Aim: Restate the entries word for word, omitting nothing.
========================================
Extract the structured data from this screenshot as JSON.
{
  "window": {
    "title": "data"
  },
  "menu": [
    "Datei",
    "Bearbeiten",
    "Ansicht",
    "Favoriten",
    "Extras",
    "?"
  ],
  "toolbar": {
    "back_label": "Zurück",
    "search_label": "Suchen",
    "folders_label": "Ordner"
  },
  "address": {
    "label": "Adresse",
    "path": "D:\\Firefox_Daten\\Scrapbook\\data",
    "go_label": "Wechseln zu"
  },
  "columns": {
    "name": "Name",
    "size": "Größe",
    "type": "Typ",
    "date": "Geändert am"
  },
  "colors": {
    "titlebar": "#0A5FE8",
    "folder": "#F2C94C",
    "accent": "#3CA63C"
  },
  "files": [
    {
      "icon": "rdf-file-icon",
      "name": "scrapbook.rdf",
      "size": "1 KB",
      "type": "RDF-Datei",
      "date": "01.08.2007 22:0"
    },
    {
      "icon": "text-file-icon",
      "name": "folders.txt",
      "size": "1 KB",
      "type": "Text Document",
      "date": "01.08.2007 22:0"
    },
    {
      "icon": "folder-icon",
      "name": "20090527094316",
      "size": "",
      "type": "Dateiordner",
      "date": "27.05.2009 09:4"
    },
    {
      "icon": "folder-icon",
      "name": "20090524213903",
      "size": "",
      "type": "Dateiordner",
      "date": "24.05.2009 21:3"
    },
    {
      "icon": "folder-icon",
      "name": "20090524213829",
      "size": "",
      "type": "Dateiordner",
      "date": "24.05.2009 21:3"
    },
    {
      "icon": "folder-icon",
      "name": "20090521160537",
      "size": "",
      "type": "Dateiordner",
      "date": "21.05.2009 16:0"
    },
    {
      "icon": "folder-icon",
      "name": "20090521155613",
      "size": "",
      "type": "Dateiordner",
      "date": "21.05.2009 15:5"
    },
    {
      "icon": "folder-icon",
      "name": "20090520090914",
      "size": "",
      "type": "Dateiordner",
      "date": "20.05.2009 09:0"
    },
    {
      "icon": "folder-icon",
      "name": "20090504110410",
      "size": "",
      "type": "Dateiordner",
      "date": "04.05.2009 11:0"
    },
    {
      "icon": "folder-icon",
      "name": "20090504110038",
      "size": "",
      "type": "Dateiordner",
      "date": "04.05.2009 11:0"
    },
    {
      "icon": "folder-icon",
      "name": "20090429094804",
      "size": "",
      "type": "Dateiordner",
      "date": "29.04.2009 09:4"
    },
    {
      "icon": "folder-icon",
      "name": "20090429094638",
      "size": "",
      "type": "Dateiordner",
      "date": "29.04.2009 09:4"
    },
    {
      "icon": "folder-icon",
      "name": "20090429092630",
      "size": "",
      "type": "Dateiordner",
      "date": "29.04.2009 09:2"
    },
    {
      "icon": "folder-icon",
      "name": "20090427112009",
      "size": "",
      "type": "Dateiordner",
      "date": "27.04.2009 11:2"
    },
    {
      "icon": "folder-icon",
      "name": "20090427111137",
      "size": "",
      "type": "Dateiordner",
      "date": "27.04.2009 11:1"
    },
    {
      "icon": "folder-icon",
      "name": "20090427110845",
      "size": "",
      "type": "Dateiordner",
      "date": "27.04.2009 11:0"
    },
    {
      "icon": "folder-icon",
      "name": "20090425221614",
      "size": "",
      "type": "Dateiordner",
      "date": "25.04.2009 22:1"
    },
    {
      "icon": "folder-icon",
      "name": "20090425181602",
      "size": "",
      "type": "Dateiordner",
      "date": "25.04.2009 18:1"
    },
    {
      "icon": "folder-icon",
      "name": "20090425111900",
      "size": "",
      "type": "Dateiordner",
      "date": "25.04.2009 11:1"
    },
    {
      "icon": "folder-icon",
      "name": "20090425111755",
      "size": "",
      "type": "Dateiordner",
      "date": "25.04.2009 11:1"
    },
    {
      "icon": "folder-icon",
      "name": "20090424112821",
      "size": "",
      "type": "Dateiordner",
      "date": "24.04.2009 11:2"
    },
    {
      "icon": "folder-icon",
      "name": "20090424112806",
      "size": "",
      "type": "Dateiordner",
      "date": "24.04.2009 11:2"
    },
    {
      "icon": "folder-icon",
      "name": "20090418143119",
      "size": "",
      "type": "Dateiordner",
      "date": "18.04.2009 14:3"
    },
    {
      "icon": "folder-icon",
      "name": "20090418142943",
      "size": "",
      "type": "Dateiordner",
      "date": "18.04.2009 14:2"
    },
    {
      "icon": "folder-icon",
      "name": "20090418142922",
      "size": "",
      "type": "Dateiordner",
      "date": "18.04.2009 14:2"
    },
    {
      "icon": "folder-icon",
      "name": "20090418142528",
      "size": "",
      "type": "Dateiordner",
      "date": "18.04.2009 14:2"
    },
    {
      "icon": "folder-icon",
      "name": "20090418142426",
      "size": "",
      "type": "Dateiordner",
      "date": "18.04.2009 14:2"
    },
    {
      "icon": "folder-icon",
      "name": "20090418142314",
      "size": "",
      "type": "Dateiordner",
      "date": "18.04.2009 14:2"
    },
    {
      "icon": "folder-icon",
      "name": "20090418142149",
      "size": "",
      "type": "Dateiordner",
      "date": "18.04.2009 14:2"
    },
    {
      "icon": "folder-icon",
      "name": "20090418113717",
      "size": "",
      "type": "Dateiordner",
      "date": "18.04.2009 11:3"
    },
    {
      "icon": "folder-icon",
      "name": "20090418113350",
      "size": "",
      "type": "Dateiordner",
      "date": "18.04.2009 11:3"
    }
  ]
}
========================================
Finished exercise:
Extract the structured data from this screenshot as JSON.
{
  "window": {
    "title": "data"
  },
  "menu": [
    "Datei",
    "Bearbeiten",
    "Ansicht",
    "Favoriten",
    "Extras",
    "?"
  ],
  "toolbar": {
    "back_label": "Zurück",
    "search_label": "Suchen",
    "folders_label": "Ordner"
  },
  "address": {
    "label": "Adresse",
    "path": "D:\\Firefox_Daten\\Scrapbook\\data",
    "go_label": "Wechseln zu"
  },
  "columns": {
    "name": "Name",
    "size": "Größe",
    "type": "Typ",
    "date": "Geändert am"
  },
  "colors": {
    "titlebar": "#0A5FE8",
    "folder": "#F2C94C",
    "accent": "#3CA63C"
  },
  "files": [
    {
      "icon": "rdf-file-icon",
      "name": "scrapbook.rdf",
      "size": "1 KB",
      "type": "RDF-Datei",
      "date": "01.08.2007 22:0"
    },
    {
      "icon": "text-file-icon",
      "name": "folders.txt",
      "size": "1 KB",
      "type": "Text Document",
      "date": "01.08.2007 22:0"
    },
    {
      "icon": "folder-icon",
      "name": "20090527094316",
      "size": "",
      "type": "Dateiordner",
      "date": "27.05.2009 09:4"
    },
    {
      "icon": "folder-icon",
      "name": "20090524213903",
      "size": "",
      "type": "Dateiordner",
      "date": "24.05.2009 21:3"
    },
    {
      "icon": "folder-icon",
      "name": "20090524213829",
      "size": "",
      "type": "Dateiordner",
      "date": "24.05.2009 21:3"
    },
    {
      "icon": "folder-icon",
      "name": "20090521160537",
      "size": "",
      "type": "Dateiordner",
      "date": "21.05.2009 16:0"
    },
    {
      "icon": "folder-icon",
      "name": "20090521155613",
      "size": "",
      "type": "Dateiordner",
      "date": "21.05.2009 15:5"
    },
    {
      "icon": "folder-icon",
      "name": "20090520090914",
      "size": "",
      "type": "Dateiordner",
      "date": "20.05.2009 09:0"
    },
    {
      "icon": "folder-icon",
      "name": "20090504110410",
      "size": "",
      "type": "Dateiordner",
      "date": "04.05.2009 11:0"
    },
    {
      "icon": "folder-icon",
      "name": "20090504110038",
      "size": "",
      "type": "Dateiordner",
      "date": "04.05.2009 11:0"
    },
    {
      "icon": "folder-icon",
      "name": "20090429094804",
      "size": "",
      "type": "Dateiordner",
      "date": "29.04.2009 09:4"
    },
    {
      "icon": "folder-icon",
      "name": "20090429094638",
      "size": "",
      "type": "Dateiordner",
      "date": "29.04.2009 09:4"
    },
    {
      "icon": "folder-icon",
      "name": "20090429092630",
      "size": "",
      "type": "Dateiordner",
      "date": "29.04.2009 09:2"
    },
    {
      "icon": "folder-icon",
      "name": "20090427112009",
      "size": "",
      "type": "Dateiordner",
      "date": "27.04.2009 11:2"
    },
    {
      "icon": "folder-icon",
      "name": "20090427111137",
      "size": "",
      "type": "Dateiordner",
      "date": "27.04.2009 11:1"
    },
    {
      "icon": "folder-icon",
      "name": "20090427110845",
      "size": "",
      "type": "Dateiordner",
      "date": "27.04.2009 11:0"
    },
    {
      "icon": "folder-icon",
      "name": "20090425221614",
      "size": "",
      "type": "Dateiordner",
      "date": "25.04.2009 22:1"
    },
    {
      "icon": "folder-icon",
      "name": "20090425181602",
      "size": "",
      "type": "Dateiordner",
      "date": "25.04.2009 18:1"
    },
    {
      "icon": "folder-icon",
      "name": "20090425111900",
      "size": "",
      "type": "Dateiordner",
      "date": "25.04.2009 11:1"
    },
    {
      "icon": "folder-icon",
      "name": "20090425111755",
      "size": "",
      "type": "Dateiordner",
      "date": "25.04.2009 11:1"
    },
    {
      "icon": "folder-icon",
      "name": "20090424112821",
      "size": "",
      "type": "Dateiordner",
      "date": "24.04.2009 11:2"
    },
    {
      "icon": "folder-icon",
      "name": "20090424112806",
      "size": "",
      "type": "Dateiordner",
      "date": "24.04.2009 11:2"
    },
    {
      "icon": "folder-icon",
      "name": "20090418143119",
      "size": "",
      "type": "Dateiordner",
      "date": "18.04.2009 14:3"
    },
    {
      "icon": "folder-icon",
      "name": "20090418142943",
      "size": "",
      "type": "Dateiordner",
      "date": "18.04.2009 14:2"
    },
    {
      "icon": "folder-icon",
      "name": "20090418142922",
      "size": "",
      "type": "Dateiordner",
      "date": "18.04.2009 14:2"
    },
    {
      "icon": "folder-icon",
      "name": "20090418142528",
      "size": "",
      "type": "Dateiordner",
      "date": "18.04.2009 14:2"
    },
    {
      "icon": "folder-icon",
      "name": "20090418142426",
      "size": "",
      "type": "Dateiordner",
      "date": "18.04.2009 14:2"
    },
    {
      "icon": "folder-icon",
      "name": "20090418142314",
      "size": "",
      "type": "Dateiordner",
      "date": "18.04.2009 14:2"
    },
    {
      "icon": "folder-icon",
      "name": "20090418142149",
      "size": "",
      "type": "Dateiordner",
      "date": "18.04.2009 14:2"
    },
    {
      "icon": "folder-icon",
      "name": "20090418113717",
      "size": "",
      "type": "Dateiordner",
      "date": "18.04.2009 11:3"
    },
    {
      "icon": "folder-icon",
      "name": "20090418113350",
      "size": "",
      "type": "Dateiordner",
      "date": "18.04.2009 11:3"
    }
  ]
}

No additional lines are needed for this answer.